▸ Exercise input:
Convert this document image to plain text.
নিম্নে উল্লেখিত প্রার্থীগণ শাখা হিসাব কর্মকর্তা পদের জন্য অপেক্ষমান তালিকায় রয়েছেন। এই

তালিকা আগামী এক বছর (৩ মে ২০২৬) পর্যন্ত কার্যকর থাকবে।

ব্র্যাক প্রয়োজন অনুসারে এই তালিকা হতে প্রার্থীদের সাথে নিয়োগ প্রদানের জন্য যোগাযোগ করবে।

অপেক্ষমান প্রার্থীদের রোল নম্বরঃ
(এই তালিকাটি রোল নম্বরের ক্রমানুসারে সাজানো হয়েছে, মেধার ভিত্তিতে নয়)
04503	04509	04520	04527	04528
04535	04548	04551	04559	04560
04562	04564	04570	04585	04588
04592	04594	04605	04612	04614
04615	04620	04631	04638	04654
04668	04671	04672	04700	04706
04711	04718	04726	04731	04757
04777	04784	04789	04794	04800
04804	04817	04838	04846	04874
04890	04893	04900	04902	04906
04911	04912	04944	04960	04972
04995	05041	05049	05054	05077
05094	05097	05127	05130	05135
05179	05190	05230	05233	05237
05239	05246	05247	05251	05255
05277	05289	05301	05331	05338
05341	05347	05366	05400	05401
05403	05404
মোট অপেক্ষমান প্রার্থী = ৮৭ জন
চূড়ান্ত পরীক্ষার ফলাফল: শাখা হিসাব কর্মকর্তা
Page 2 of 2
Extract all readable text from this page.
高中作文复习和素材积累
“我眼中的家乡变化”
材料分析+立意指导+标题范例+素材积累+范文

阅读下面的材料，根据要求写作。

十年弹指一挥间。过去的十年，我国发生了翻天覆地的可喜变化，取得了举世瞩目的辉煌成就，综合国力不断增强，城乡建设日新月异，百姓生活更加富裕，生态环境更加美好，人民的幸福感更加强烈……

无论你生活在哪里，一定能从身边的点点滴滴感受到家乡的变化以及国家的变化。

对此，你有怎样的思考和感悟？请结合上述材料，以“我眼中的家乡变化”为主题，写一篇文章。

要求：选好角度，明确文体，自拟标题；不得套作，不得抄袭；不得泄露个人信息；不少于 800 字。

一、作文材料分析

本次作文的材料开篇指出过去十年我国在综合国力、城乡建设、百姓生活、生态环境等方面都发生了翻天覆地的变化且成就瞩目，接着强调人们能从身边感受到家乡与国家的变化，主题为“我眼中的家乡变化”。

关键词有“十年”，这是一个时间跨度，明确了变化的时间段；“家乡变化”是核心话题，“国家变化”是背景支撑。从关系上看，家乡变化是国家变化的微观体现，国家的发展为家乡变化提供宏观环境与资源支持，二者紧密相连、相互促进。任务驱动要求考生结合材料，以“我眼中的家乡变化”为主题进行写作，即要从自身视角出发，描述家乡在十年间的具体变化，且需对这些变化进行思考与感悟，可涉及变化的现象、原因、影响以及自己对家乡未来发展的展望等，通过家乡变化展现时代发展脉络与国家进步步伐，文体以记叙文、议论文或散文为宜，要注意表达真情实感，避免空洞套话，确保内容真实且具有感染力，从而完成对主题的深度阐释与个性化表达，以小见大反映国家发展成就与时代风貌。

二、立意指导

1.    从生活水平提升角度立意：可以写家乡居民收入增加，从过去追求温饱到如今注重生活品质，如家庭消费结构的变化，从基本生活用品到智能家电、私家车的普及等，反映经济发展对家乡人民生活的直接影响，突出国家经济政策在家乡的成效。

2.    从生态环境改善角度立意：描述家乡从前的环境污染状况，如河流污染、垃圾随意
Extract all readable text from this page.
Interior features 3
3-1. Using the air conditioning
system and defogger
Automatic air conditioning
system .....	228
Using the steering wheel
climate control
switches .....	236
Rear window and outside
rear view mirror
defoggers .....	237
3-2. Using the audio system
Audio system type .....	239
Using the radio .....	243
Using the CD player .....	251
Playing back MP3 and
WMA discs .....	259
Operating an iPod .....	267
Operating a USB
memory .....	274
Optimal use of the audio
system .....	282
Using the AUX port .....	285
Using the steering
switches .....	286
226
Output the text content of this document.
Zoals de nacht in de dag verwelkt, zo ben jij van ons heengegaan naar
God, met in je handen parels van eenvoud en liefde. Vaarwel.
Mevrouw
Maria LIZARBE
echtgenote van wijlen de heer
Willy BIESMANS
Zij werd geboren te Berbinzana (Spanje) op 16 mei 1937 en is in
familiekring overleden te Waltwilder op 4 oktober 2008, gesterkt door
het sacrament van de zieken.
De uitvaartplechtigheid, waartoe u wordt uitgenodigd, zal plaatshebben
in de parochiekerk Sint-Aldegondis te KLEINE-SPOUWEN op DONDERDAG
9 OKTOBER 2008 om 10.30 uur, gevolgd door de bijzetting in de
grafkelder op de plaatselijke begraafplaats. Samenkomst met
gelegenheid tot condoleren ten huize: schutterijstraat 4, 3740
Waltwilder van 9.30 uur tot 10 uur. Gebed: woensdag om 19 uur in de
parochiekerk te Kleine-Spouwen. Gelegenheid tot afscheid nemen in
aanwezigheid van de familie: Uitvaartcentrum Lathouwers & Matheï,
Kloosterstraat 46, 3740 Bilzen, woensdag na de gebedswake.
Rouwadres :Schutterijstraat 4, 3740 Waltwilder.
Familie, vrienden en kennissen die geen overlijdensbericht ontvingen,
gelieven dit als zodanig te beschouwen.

▸ Problem: Write out the full listing exactly as given.

▸ Task response:
Convert this document image to plain text.
নিম্নে উল্লেখিত প্রার্থীগণ শাখা হিসাব কর্মকর্তা পদের জন্য অপেক্ষমান তালিকায় রয়েছেন। এই

তালিকা আগামী এক বছর (৩ মে ২০২৬) পর্যন্ত কার্যকর থাকবে।

ব্র্যাক প্রয়োজন অনুসারে এই তালিকা হতে প্রার্থীদের সাথে নিয়োগ প্রদানের জন্য যোগাযোগ করবে।

অপেক্ষমান প্রার্থীদের রোল নম্বরঃ
(এই তালিকাটি রোল নম্বরের ক্রমানুসারে সাজানো হয়েছে, মেধার ভিত্তিতে নয়)
04503	04509	04520	04527	04528
04535	04548	04551	04559	04560
04562	04564	04570	04585	04588
04592	04594	04605	04612	04614
04615	04620	04631	04638	04654
04668	04671	04672	04700	04706
04711	04718	04726	04731	04757
04777	04784	04789	04794	04800
04804	04817	04838	04846	04874
04890	04893	04900	04902	04906
04911	04912	04944	04960	04972
04995	05041	05049	05054	05077
05094	05097	05127	05130	05135
05179	05190	05230	05233	05237
05239	05246	05247	05251	05255
05277	05289	05301	05331	05338
05341	05347	05366	05400	05401
05403	05404
মোট অপেক্ষমান প্রার্থী = ৮৭ জন
চূড়ান্ত পরীক্ষার ফলাফল: শাখা হিসাব কর্মকর্তা
Page 2 of 2
Extract all readable text from this page.
高中作文复习和素材积累
“我眼中的家乡变化”
材料分析+立意指导+标题范例+素材积累+范文

阅读下面的材料，根据要求写作。

十年弹指一挥间。过去的十年，我国发生了翻天覆地的可喜变化，取得了举世瞩目的辉煌成就，综合国力不断增强，城乡建设日新月异，百姓生活更加富裕，生态环境更加美好，人民的幸福感更加强烈……

无论你生活在哪里，一定能从身边的点点滴滴感受到家乡的变化以及国家的变化。

对此，你有怎样的思考和感悟？请结合上述材料，以“我眼中的家乡变化”为主题，写一篇文章。

要求：选好角度，明确文体，自拟标题；不得套作，不得抄袭；不得泄露个人信息；不少于 800 字。

一、作文材料分析

本次作文的材料开篇指出过去十年我国在综合国力、城乡建设、百姓生活、生态环境等方面都发生了翻天覆地的变化且成就瞩目，接着强调人们能从身边感受到家乡与国家的变化，主题为“我眼中的家乡变化”。

关键词有“十年”，这是一个时间跨度，明确了变化的时间段；“家乡变化”是核心话题，“国家变化”是背景支撑。从关系上看，家乡变化是国家变化的微观体现，国家的发展为家乡变化提供宏观环境与资源支持，二者紧密相连、相互促进。任务驱动要求考生结合材料，以“我眼中的家乡变化”为主题进行写作，即要从自身视角出发，描述家乡在十年间的具体变化，且需对这些变化进行思考与感悟，可涉及变化的现象、原因、影响以及自己对家乡未来发展的展望等，通过家乡变化展现时代发展脉络与国家进步步伐，文体以记叙文、议论文或散文为宜，要注意表达真情实感，避免空洞套话，确保内容真实且具有感染力，从而完成对主题的深度阐释与个性化表达，以小见大反映国家发展成就与时代风貌。

二、立意指导

1.    从生活水平提升角度立意：可以写家乡居民收入增加，从过去追求温饱到如今注重生活品质，如家庭消费结构的变化，从基本生活用品到智能家电、私家车的普及等，反映经济发展对家乡人民生活的直接影响，突出国家经济政策在家乡的成效。

2.    从生态环境改善角度立意：描述家乡从前的环境污染状况，如河流污染、垃圾随意
Extract all readable text from this page.
Interior features 3
3-1. Using the air conditioning
system and defogger
Automatic air conditioning
system .....	228
Using the steering wheel
climate control
switches .....	236
Rear window and outside
rear view mirror
defoggers .....	237
3-2. Using the audio system
Audio system type .....	239
Using the radio .....	243
Using the CD player .....	251
Playing back MP3 and
WMA discs .....	259
Operating an iPod .....	267
Operating a USB
memory .....	274
Optimal use of the audio
system .....	282
Using the AUX port .....	285
Using the steering
switches .....	286
226
Output the text content of this document.
Zoals de nacht in de dag verwelkt, zo ben jij van ons heengegaan naar
God, met in je handen parels van eenvoud en liefde. Vaarwel.
Mevrouw
Maria LIZARBE
echtgenote van wijlen de heer
Willy BIESMANS
Zij werd geboren te Berbinzana (Spanje) op 16 mei 1937 en is in
familiekring overleden te Waltwilder op 4 oktober 2008, gesterkt door
het sacrament van de zieken.
De uitvaartplechtigheid, waartoe u wordt uitgenodigd, zal plaatshebben
in de parochiekerk Sint-Aldegondis te KLEINE-SPOUWEN op DONDERDAG
9 OKTOBER 2008 om 10.30 uur, gevolgd door de bijzetting in de
grafkelder op de plaatselijke begraafplaats. Samenkomst met
gelegenheid tot condoleren ten huize: schutterijstraat 4, 3740
Waltwilder van 9.30 uur tot 10 uur. Gebed: woensdag om 19 uur in de
parochiekerk te Kleine-Spouwen. Gelegenheid tot afscheid nemen in
aanwezigheid van de familie: Uitvaartcentrum Lathouwers & Matheï,
Kloosterstraat 46, 3740 Bilzen, woensdag na de gebedswake.
Rouwadres :Schutterijstraat 4, 3740 Waltwilder.
Familie, vrienden en kennissen die geen overlijdensbericht ontvingen,
gelieven dit als zodanig te beschouwen.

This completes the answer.